■ Instructions to follow:
State how many lines of the entries hold the string "subtitle", and output nothing but that count.

■ The data:

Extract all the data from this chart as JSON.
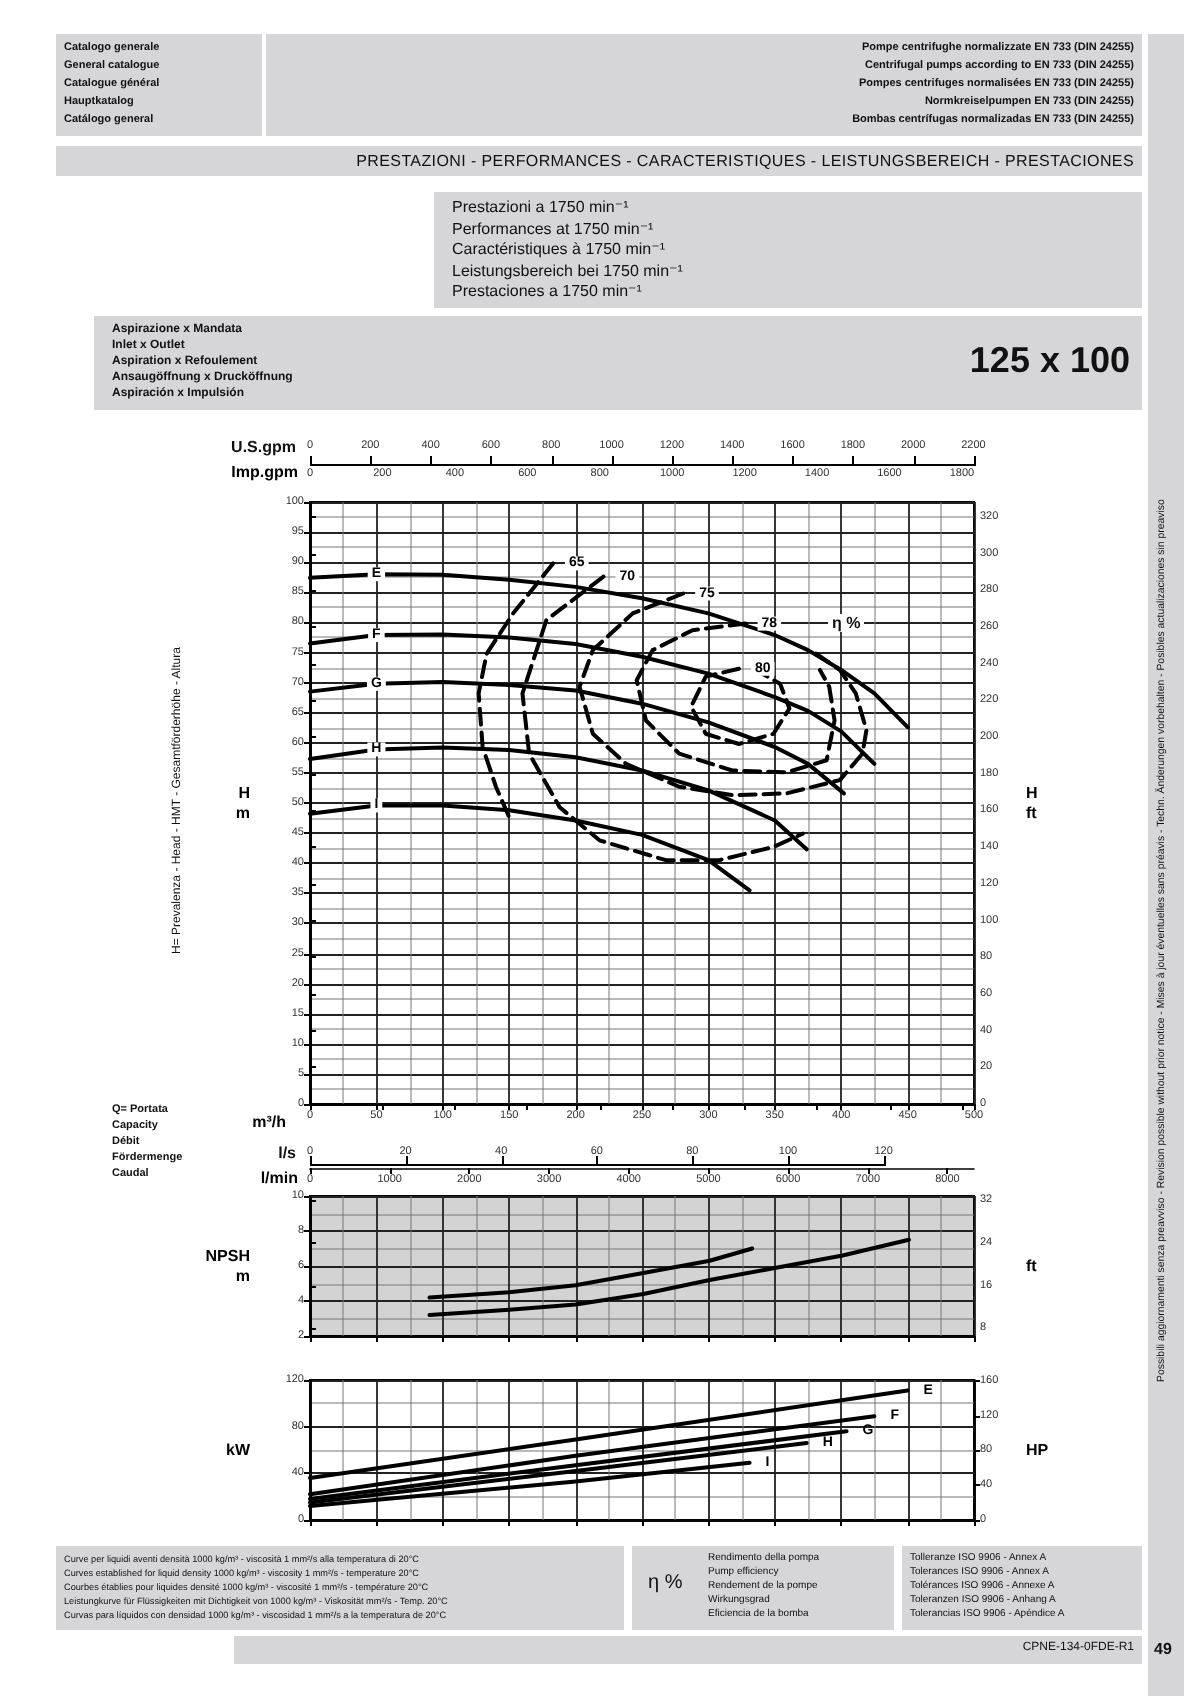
{
  "chart_data": [
    {
      "type": "line",
      "title": "PRESTAZIONI - PERFORMANCES - CARACTERISTIQUES - LEISTUNGSBEREICH - PRESTACIONES",
      "subtitle": "Prestazioni a 1750 min⁻¹\nPerformances at 1750 min⁻¹\nCaractéristiques à 1750 min⁻¹\nLeistungsbereich bei 1750 min⁻¹\nPrestaciones a 1750 min⁻¹",
      "xlabel": "m³/h",
      "ylabel": "H\nm",
      "y2label": "H\nft",
      "x2label": "Imp.gpm",
      "xlim": [
        0,
        500
      ],
      "xticks": [
        0,
        50,
        100,
        150,
        200,
        250,
        300,
        350,
        400,
        450,
        500
      ],
      "x2lim": [
        0,
        1833.3
      ],
      "x2ticks": [
        0,
        200,
        400,
        600,
        800,
        1000,
        1200,
        1400,
        1600,
        1800
      ],
      "ylim": [
        0,
        100
      ],
      "yticks": [
        0,
        5,
        10,
        15,
        20,
        25,
        30,
        35,
        40,
        45,
        50,
        55,
        60,
        65,
        70,
        75,
        80,
        85,
        90,
        95,
        100
      ],
      "y2lim": [
        0,
        328.1
      ],
      "y2ticks": [
        0,
        20,
        40,
        60,
        80,
        100,
        120,
        140,
        160,
        180,
        200,
        220,
        240,
        260,
        280,
        300,
        320
      ],
      "grid": true,
      "marker": "none",
      "line_style": "solid",
      "series": [
        {
          "name": "E",
          "color": "#000000",
          "x": [
            0,
            50,
            100,
            150,
            200,
            250,
            300,
            350,
            375,
            400,
            425,
            450
          ],
          "values": [
            87.4,
            88,
            87.9,
            87.1,
            85.9,
            84,
            81.5,
            77.9,
            75.4,
            72.1,
            68.2,
            62.6
          ]
        },
        {
          "name": "F",
          "color": "#000000",
          "x": [
            0,
            50,
            100,
            150,
            200,
            250,
            300,
            350,
            375,
            400,
            425
          ],
          "values": [
            76.5,
            77.9,
            78,
            77.5,
            76.4,
            74.3,
            71.5,
            67.6,
            65.3,
            61.9,
            56.5
          ]
        },
        {
          "name": "G",
          "color": "#000000",
          "x": [
            0,
            50,
            100,
            150,
            200,
            250,
            300,
            350,
            375,
            402
          ],
          "values": [
            68.5,
            69.8,
            70.1,
            69.6,
            68.7,
            66.5,
            63.4,
            59.3,
            56.5,
            51.6
          ]
        },
        {
          "name": "H",
          "color": "#000000",
          "x": [
            0,
            50,
            100,
            150,
            200,
            250,
            300,
            350,
            374
          ],
          "values": [
            57.3,
            58.9,
            59.2,
            58.8,
            57.6,
            55.4,
            52.1,
            47.1,
            42.3
          ]
        },
        {
          "name": "I",
          "color": "#000000",
          "x": [
            0,
            50,
            100,
            150,
            200,
            250,
            300,
            331
          ],
          "values": [
            48.2,
            49.6,
            49.6,
            48.8,
            47.1,
            44.7,
            40.5,
            35.5
          ]
        },
        {
          "name": "65",
          "color": "#000000",
          "line_style": "dashed",
          "x": [
            183,
            153,
            133,
            127,
            130,
            140,
            151
          ],
          "values": [
            89.8,
            81.5,
            74.8,
            68.2,
            59.3,
            52.7,
            47.1
          ]
        },
        {
          "name": "70",
          "color": "#000000",
          "line_style": "dashed",
          "x": [
            221,
            178,
            160,
            165,
            188,
            218,
            268,
            308,
            349,
            371
          ],
          "values": [
            87.6,
            80.4,
            68.2,
            58.2,
            49.3,
            43.8,
            40.5,
            40.5,
            42.7,
            44.9
          ]
        },
        {
          "name": "75",
          "color": "#000000",
          "line_style": "dashed",
          "x": [
            281,
            243,
            213,
            203,
            213,
            238,
            278,
            318,
            359,
            399,
            416,
            419,
            411,
            399,
            379
          ],
          "values": [
            84.8,
            81.5,
            75.4,
            69.3,
            61.5,
            56.5,
            52.7,
            51.3,
            51.6,
            53.8,
            58.2,
            62.1,
            68.2,
            72.1,
            75.1
          ]
        },
        {
          "name": "78",
          "color": "#000000",
          "line_style": "dashed",
          "x": [
            328,
            288,
            258,
            246,
            253,
            278,
            318,
            359,
            389,
            395,
            391,
            384
          ],
          "values": [
            79.8,
            78.7,
            75.4,
            70.4,
            63.7,
            58.2,
            55.4,
            55.1,
            57.1,
            63.7,
            69.3,
            72.1
          ]
        },
        {
          "name": "80",
          "color": "#000000",
          "line_style": "dashed",
          "x": [
            323,
            298,
            287,
            298,
            323,
            349,
            361,
            354,
            338
          ],
          "values": [
            72.3,
            71,
            66,
            61.5,
            59.8,
            61.5,
            65.7,
            69.8,
            71.8
          ]
        }
      ],
      "annotations": [
        "Catalogo generale\nGeneral catalogue\nCatalogue général\nHauptkatalog\nCatálogo general",
        "Pompe centrifughe normalizzate EN 733 (DIN 24255)\nCentrifugal pumps according to EN 733 (DIN 24255)\nPompes centrifuges normalisées EN 733 (DIN 24255)\nNormkreiselpumpen EN 733 (DIN 24255)\nBombas centrífugas normalizadas EN 733 (DIN 24255)",
        "Aspirazione x Mandata\nInlet x Outlet\nAspiration x Refoulement\nAnsaugöffnung x Drucköffnung\nAspiración x Impulsión",
        "125 x 100",
        "H= Prevalenza - Head - HMT - Gesamtförderhöhe - Altura",
        "Q= Portata\nCapacity\nDébit\nFördermenge\nCaudal",
        "Curve per liquidi aventi densità 1000 kg/m³ - viscosità 1 mm²/s alla temperatura di 20°C\nCurves established for liquid density 1000 kg/m³ - viscosity 1 mm²/s - temperature 20°C\nCourbes établies pour liquides densité 1000 kg/m³ - viscosité 1 mm²/s - température 20°C\nLeistungkurve für Flüssigkeiten mit Dichtigkeit von 1000 kg/m³ - Viskosität mm²/s - Temp. 20°C\nCurvas para líquidos con densidad 1000 kg/m³ - viscosidad 1 mm²/s a la temperatura de 20°C",
        "η %",
        "Rendimento della pompa\nPump efficiency\nRendement de la pompe\nWirkungsgrad\nEficiencia de la bomba",
        "Tolleranze ISO 9906 - Annex A\nTolerances ISO 9906 - Annex A\nTolérances ISO 9906 - Annexe A\nToleranzen ISO 9906 - Anhang A\nTolerancias ISO 9906 - Apéndice A",
        "CPNE-134-0FDE-R1",
        "49",
        "Possibili aggiornamenti senza preavviso - Revision possible without prior notice - Mises à jour éventuelles sans préavis - Techn. Änderungen vorbehalten - Posibles actualizaciones sin preaviso",
        "η %",
        "U.S.gpm",
        "0",
        "200",
        "400",
        "600",
        "800",
        "1000",
        "1200",
        "1400",
        "1600",
        "1800",
        "2000",
        "2200",
        "l/s",
        "0",
        "20",
        "40",
        "60",
        "80",
        "100",
        "120"
      ]
    },
    {
      "type": "line",
      "ylabel": "NPSH\nm",
      "y2label": "ft",
      "x2label": "l/min",
      "xlim": [
        0,
        500
      ],
      "xticks": [
        0,
        50,
        100,
        150,
        200,
        250,
        300,
        350,
        400,
        450,
        500
      ],
      "x2lim": [
        0,
        8333
      ],
      "x2ticks": [
        0,
        1000,
        2000,
        3000,
        4000,
        5000,
        6000,
        7000,
        8000
      ],
      "ylim": [
        2,
        10
      ],
      "yticks": [
        2,
        4,
        6,
        8,
        10
      ],
      "y2lim": [
        6.56,
        32.81
      ],
      "y2ticks": [
        8,
        16,
        24,
        32
      ],
      "tick_labels": "y",
      "grid": true,
      "marker": "none",
      "line_style": "solid",
      "series": [
        {
          "color": "#000000",
          "x": [
            90,
            150,
            200,
            251,
            301,
            333
          ],
          "values": [
            4.2,
            4.5,
            4.9,
            5.6,
            6.3,
            7
          ]
        },
        {
          "color": "#000000",
          "x": [
            90,
            150,
            200,
            251,
            301,
            351,
            401,
            451
          ],
          "values": [
            3.2,
            3.5,
            3.8,
            4.4,
            5.2,
            5.9,
            6.6,
            7.5
          ]
        }
      ]
    },
    {
      "type": "line",
      "ylabel": "kW",
      "y2label": "HP",
      "xlim": [
        0,
        500
      ],
      "xticks": [
        0,
        50,
        100,
        150,
        200,
        250,
        300,
        350,
        400,
        450,
        500
      ],
      "ylim": [
        0,
        120
      ],
      "yticks": [
        0,
        40,
        80,
        120
      ],
      "y2lim": [
        0,
        160.9
      ],
      "y2ticks": [
        0,
        40,
        80,
        120,
        160
      ],
      "tick_labels": "y",
      "grid": true,
      "marker": "none",
      "line_style": "solid",
      "series": [
        {
          "name": "E",
          "color": "#000000",
          "x": [
            0,
            200,
            450
          ],
          "values": [
            36,
            69,
            111
          ]
        },
        {
          "name": "F",
          "color": "#000000",
          "x": [
            0,
            200,
            425
          ],
          "values": [
            22,
            55,
            89
          ]
        },
        {
          "name": "G",
          "color": "#000000",
          "x": [
            0,
            200,
            404
          ],
          "values": [
            18,
            47,
            76
          ]
        },
        {
          "name": "H",
          "color": "#000000",
          "x": [
            0,
            200,
            374
          ],
          "values": [
            15,
            42,
            66
          ]
        },
        {
          "name": "I",
          "color": "#000000",
          "x": [
            0,
            200,
            331
          ],
          "values": [
            12,
            33,
            49
          ]
        }
      ]
    }
  ]
}
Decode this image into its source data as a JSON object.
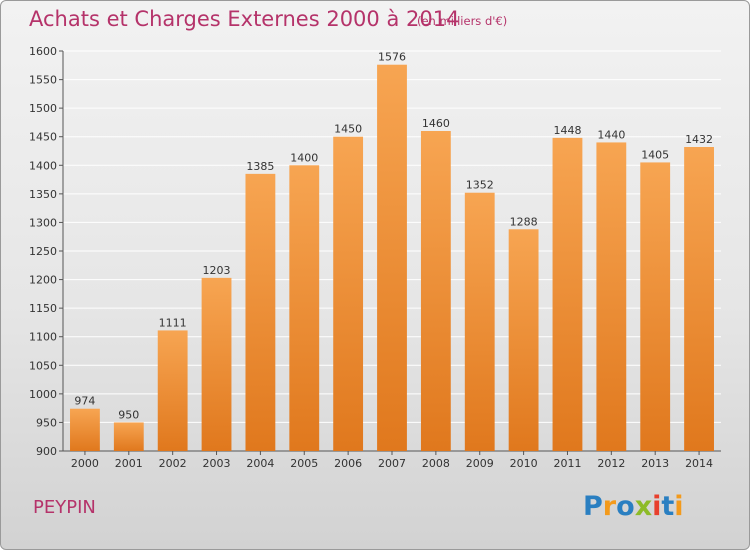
{
  "header": {
    "title": "Achats et Charges Externes 2000 à 2014",
    "subtitle": "(en milliers d'€)"
  },
  "footer": {
    "commune": "PEYPIN",
    "logo_text": "Proxiti"
  },
  "colors": {
    "title": "#b5336a",
    "bar_light": "#f7a552",
    "bar_dark": "#e0781d",
    "grid": "#ffffff"
  },
  "chart_data": {
    "type": "bar",
    "title": "Achats et Charges Externes 2000 à 2014",
    "categories": [
      "2000",
      "2001",
      "2002",
      "2003",
      "2004",
      "2005",
      "2006",
      "2007",
      "2008",
      "2009",
      "2010",
      "2011",
      "2012",
      "2013",
      "2014"
    ],
    "values": [
      974,
      950,
      1111,
      1203,
      1385,
      1400,
      1450,
      1576,
      1460,
      1352,
      1288,
      1448,
      1440,
      1405,
      1432
    ],
    "yticks": [
      900,
      950,
      1000,
      1050,
      1100,
      1150,
      1200,
      1250,
      1300,
      1350,
      1400,
      1450,
      1500,
      1550,
      1600
    ],
    "ylim": [
      900,
      1600
    ],
    "grid": true,
    "legend": "none",
    "xlabel": "",
    "ylabel": ""
  }
}
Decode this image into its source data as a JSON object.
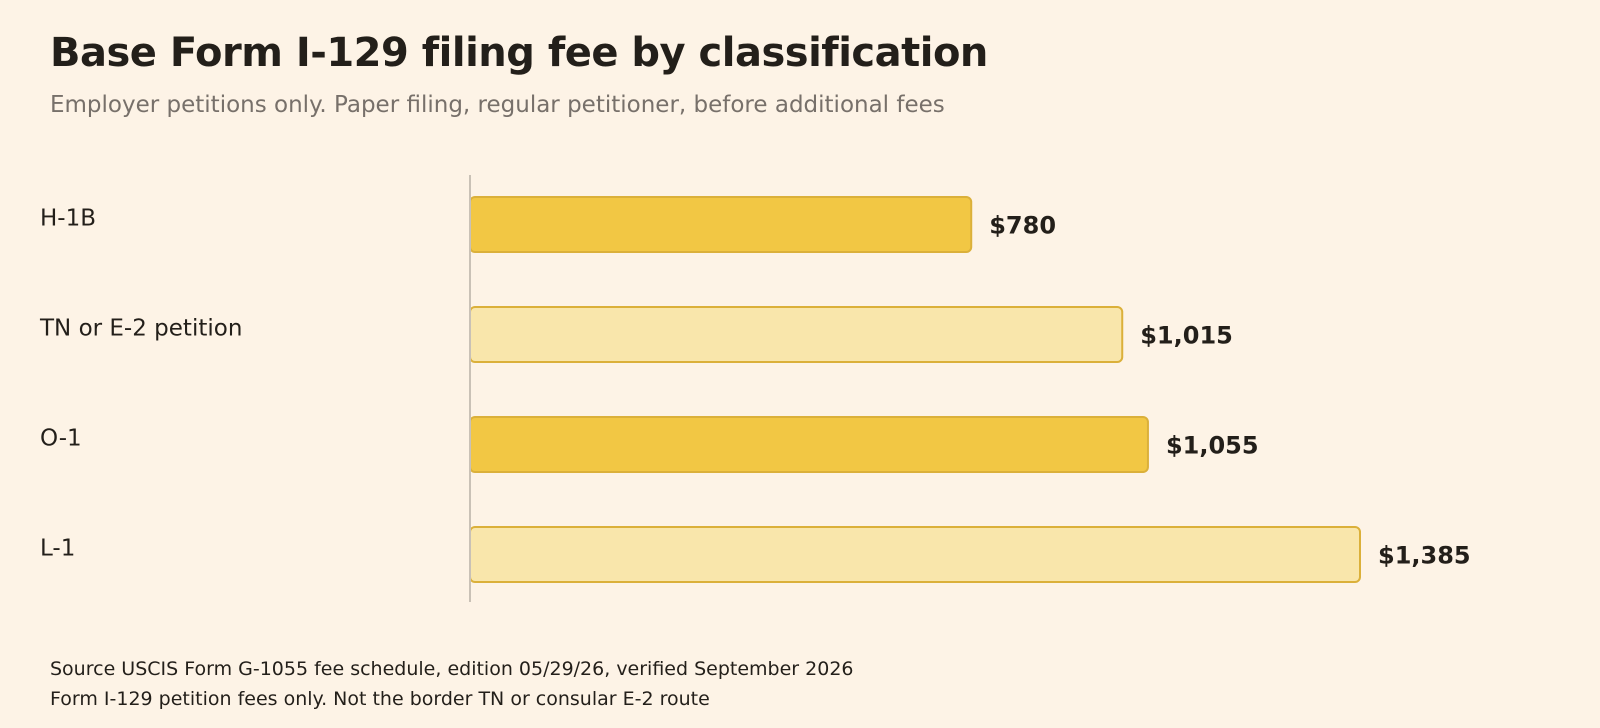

■ Task output:
2